**Problem to solve:** Reproduce every line of the entries below without changing anything.

__________________________________________________

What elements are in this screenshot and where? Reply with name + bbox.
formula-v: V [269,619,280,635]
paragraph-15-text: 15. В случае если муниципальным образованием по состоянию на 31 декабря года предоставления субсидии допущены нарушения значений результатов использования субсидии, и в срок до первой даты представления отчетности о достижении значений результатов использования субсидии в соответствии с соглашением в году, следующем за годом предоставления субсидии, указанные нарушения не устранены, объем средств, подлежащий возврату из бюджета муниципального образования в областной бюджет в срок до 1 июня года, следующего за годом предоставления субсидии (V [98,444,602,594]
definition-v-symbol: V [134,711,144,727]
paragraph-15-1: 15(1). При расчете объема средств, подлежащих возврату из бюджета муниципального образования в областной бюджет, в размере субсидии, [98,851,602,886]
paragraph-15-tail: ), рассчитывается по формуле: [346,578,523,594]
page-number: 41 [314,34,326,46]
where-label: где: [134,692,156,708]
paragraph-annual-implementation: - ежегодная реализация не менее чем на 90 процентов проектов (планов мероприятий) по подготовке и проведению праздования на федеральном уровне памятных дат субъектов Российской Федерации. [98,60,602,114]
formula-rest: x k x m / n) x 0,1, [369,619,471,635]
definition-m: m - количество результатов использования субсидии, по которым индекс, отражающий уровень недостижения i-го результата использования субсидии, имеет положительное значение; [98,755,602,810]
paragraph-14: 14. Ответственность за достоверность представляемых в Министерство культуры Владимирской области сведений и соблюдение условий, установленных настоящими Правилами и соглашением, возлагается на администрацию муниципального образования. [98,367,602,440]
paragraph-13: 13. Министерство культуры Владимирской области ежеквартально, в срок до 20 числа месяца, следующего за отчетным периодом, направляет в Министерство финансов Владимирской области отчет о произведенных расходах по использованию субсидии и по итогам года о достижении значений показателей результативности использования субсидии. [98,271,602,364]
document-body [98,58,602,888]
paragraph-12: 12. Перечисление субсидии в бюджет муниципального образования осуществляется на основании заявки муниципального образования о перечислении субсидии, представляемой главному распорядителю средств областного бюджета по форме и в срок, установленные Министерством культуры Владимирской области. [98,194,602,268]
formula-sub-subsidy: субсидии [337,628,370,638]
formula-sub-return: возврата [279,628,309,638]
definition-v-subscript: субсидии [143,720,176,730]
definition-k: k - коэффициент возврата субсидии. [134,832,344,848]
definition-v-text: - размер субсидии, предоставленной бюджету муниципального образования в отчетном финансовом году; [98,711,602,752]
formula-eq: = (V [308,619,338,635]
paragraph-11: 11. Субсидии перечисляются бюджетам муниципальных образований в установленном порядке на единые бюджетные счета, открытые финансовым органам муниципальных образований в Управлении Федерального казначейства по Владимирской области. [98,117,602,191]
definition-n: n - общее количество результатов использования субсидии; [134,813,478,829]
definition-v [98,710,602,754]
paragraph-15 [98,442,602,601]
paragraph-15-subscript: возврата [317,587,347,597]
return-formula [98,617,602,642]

__________________________________________________

**Response below:**
What elements are in this screenshot and where? Reply with name + bbox.
formula-v: V [269,619,280,635]
paragraph-15-text: 15. В случае если муниципальным образованием по состоянию на 31 декабря года предоставления субсидии допущены нарушения значений результатов использования субсидии, и в срок до первой даты представления отчетности о достижении значений результатов использования субсидии в соответствии с соглашением в году, следующем за годом предоставления субсидии, указанные нарушения не устранены, объем средств, подлежащий возврату из бюджета муниципального образования в областной бюджет в срок до 1 июня года, следующего за годом предоставления субсидии (V [98,444,602,594]
definition-v-symbol: V [134,711,144,727]
paragraph-15-1: 15(1). При расчете объема средств, подлежащих возврату из бюджета муниципального образования в областной бюджет, в размере субсидии, [98,851,602,886]
paragraph-15-tail: ), рассчитывается по формуле: [346,578,523,594]
page-number: 41 [314,34,326,46]
where-label: где: [134,692,156,708]
paragraph-annual-implementation: - ежегодная реализация не менее чем на 90 процентов проектов (планов мероприятий) по подготовке и проведению праздования на федеральном уровне памятных дат субъектов Российской Федерации. [98,60,602,114]
formula-rest: x k x m / n) x 0,1, [369,619,471,635]
definition-m: m - количество результатов использования субсидии, по которым индекс, отражающий уровень недостижения i-го результата использования субсидии, имеет положительное значение; [98,755,602,810]
paragraph-14: 14. Ответственность за достоверность представляемых в Министерство культуры Владимирской области сведений и соблюдение условий, установленных настоящими Правилами и соглашением, возлагается на администрацию муниципального образования. [98,367,602,440]
paragraph-13: 13. Министерство культуры Владимирской области ежеквартально, в срок до 20 числа месяца, следующего за отчетным периодом, направляет в Министерство финансов Владимирской области отчет о произведенных расходах по использованию субсидии и по итогам года о достижении значений показателей результативности использования субсидии. [98,271,602,364]
document-body [98,58,602,888]
paragraph-12: 12. Перечисление субсидии в бюджет муниципального образования осуществляется на основании заявки муниципального образования о перечислении субсидии, представляемой главному распорядителю средств областного бюджета по форме и в срок, установленные Министерством культуры Владимирской области. [98,194,602,268]
formula-sub-subsidy: субсидии [337,628,370,638]
formula-sub-return: возврата [279,628,309,638]
definition-v-subscript: субсидии [143,720,176,730]
definition-k: k - коэффициент возврата субсидии. [134,832,344,848]
definition-v-text: - размер субсидии, предоставленной бюджету муниципального образования в отчетном финансовом году; [98,711,602,752]
formula-eq: = (V [308,619,338,635]
paragraph-11: 11. Субсидии перечисляются бюджетам муниципальных образований в установленном порядке на единые бюджетные счета, открытые финансовым органам муниципальных образований в Управлении Федерального казначейства по Владимирской области. [98,117,602,191]
definition-n: n - общее количество результатов использования субсидии; [134,813,478,829]
definition-v [98,710,602,754]
paragraph-15 [98,442,602,601]
paragraph-15-subscript: возврата [317,587,347,597]
return-formula [98,617,602,642]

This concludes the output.